■ AIM OF THE TASK ■
Restate all of the entries exactly, dropping any pictures they hold.

■ ENTRIES ■
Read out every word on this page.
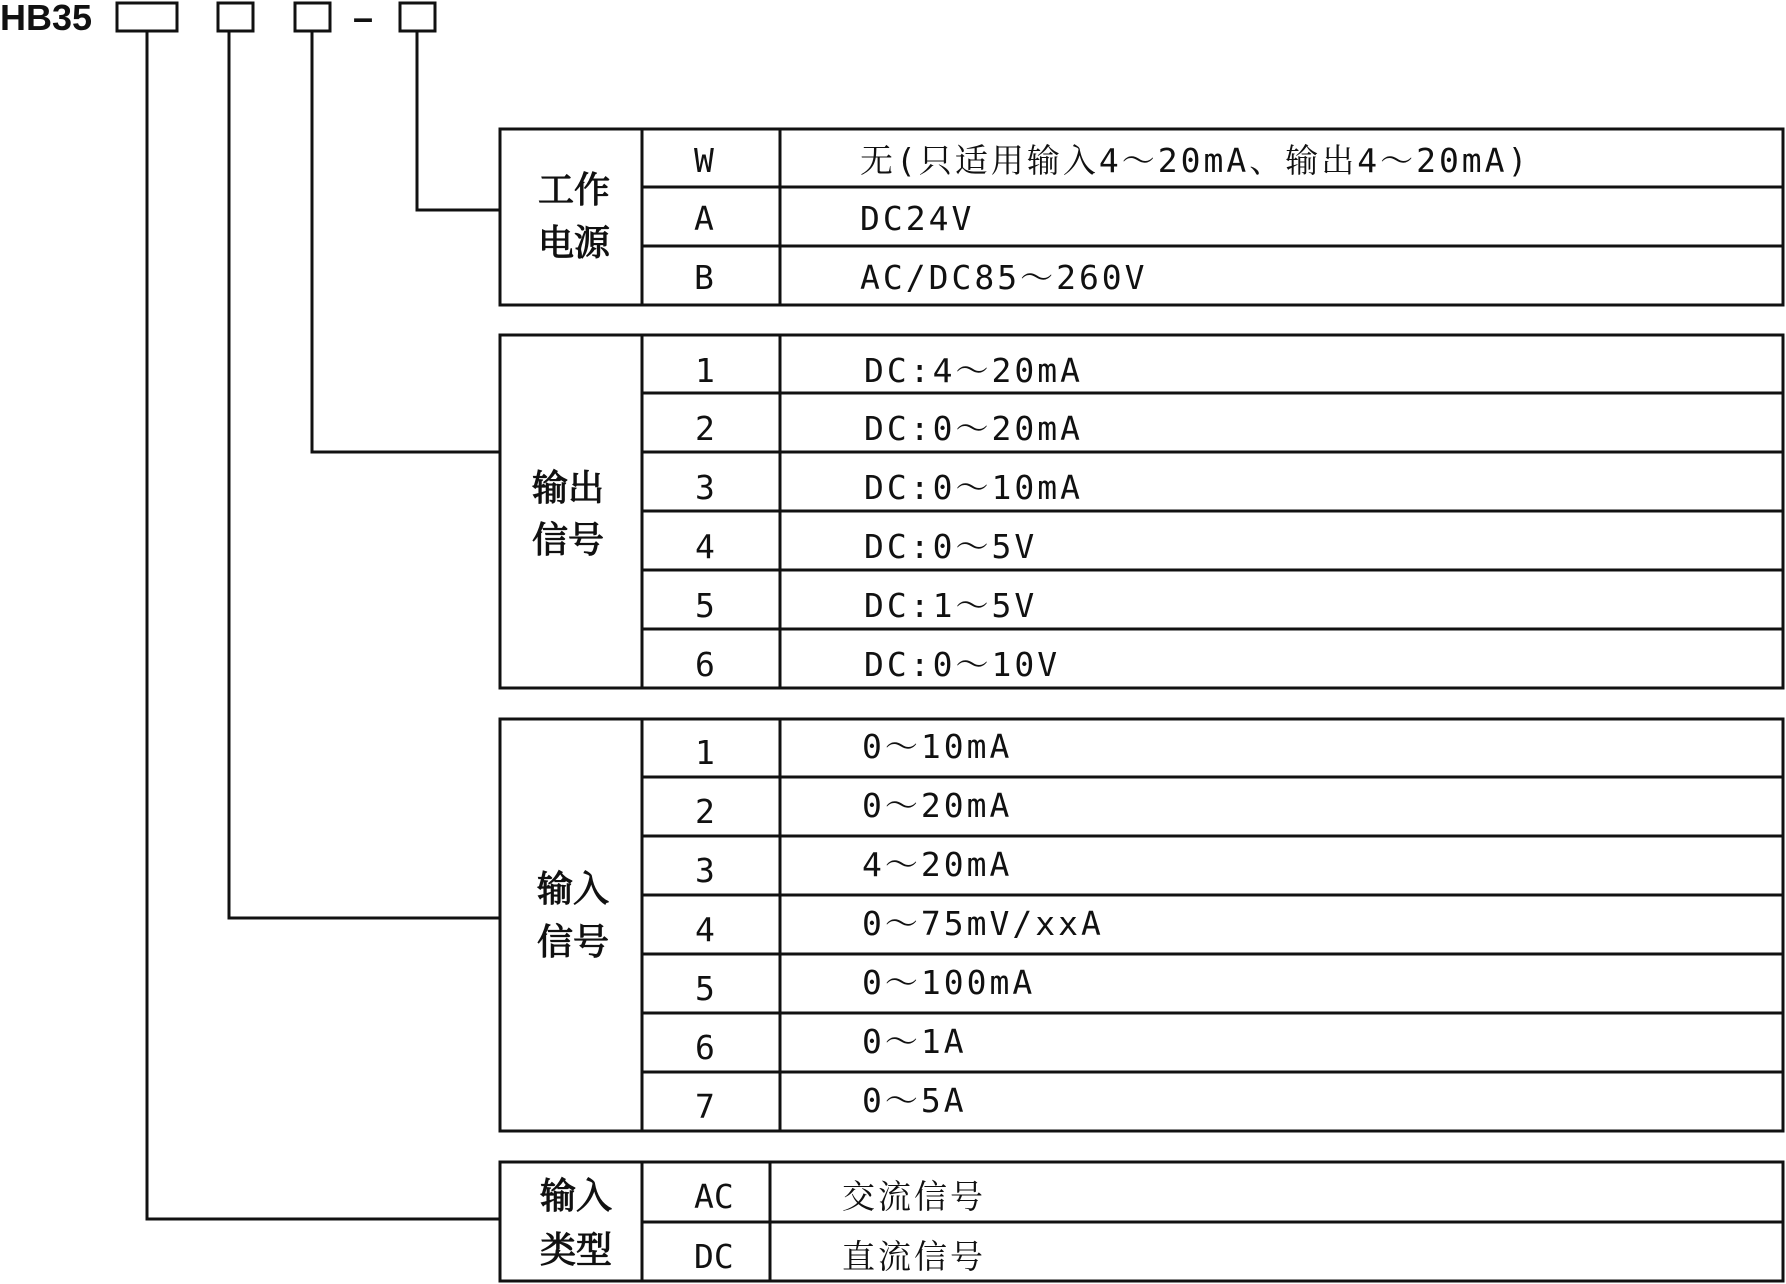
HB35	–
工作
电源
W	无(只适用输入4～20mA、输出4～20mA)
A	DC24V
B	AC/DC85～260V
输出
信号
1	DC:4～20mA
2	DC:0～20mA
3	DC:0～10mA
4	DC:0～5V
5	DC:1～5V
6	DC:0～10V
输入
信号
1	0～10mA
2	0～20mA
3	4～20mA
4	0～75mV/xxA
5	0～100mA
6	0～1A
7	0～5A
输入
类型
AC	交流信号
DC	直流信号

■ COMPLETE OUTPUT ■
Read out every word on this page.
HB35	–
工作
电源
W	无(只适用输入4～20mA、输出4～20mA)
A	DC24V
B	AC/DC85～260V
输出
信号
1	DC:4～20mA
2	DC:0～20mA
3	DC:0～10mA
4	DC:0～5V
5	DC:1～5V
6	DC:0～10V
输入
信号
1	0～10mA
2	0～20mA
3	4～20mA
4	0～75mV/xxA
5	0～100mA
6	0～1A
7	0～5A
输入
类型
AC	交流信号
DC	直流信号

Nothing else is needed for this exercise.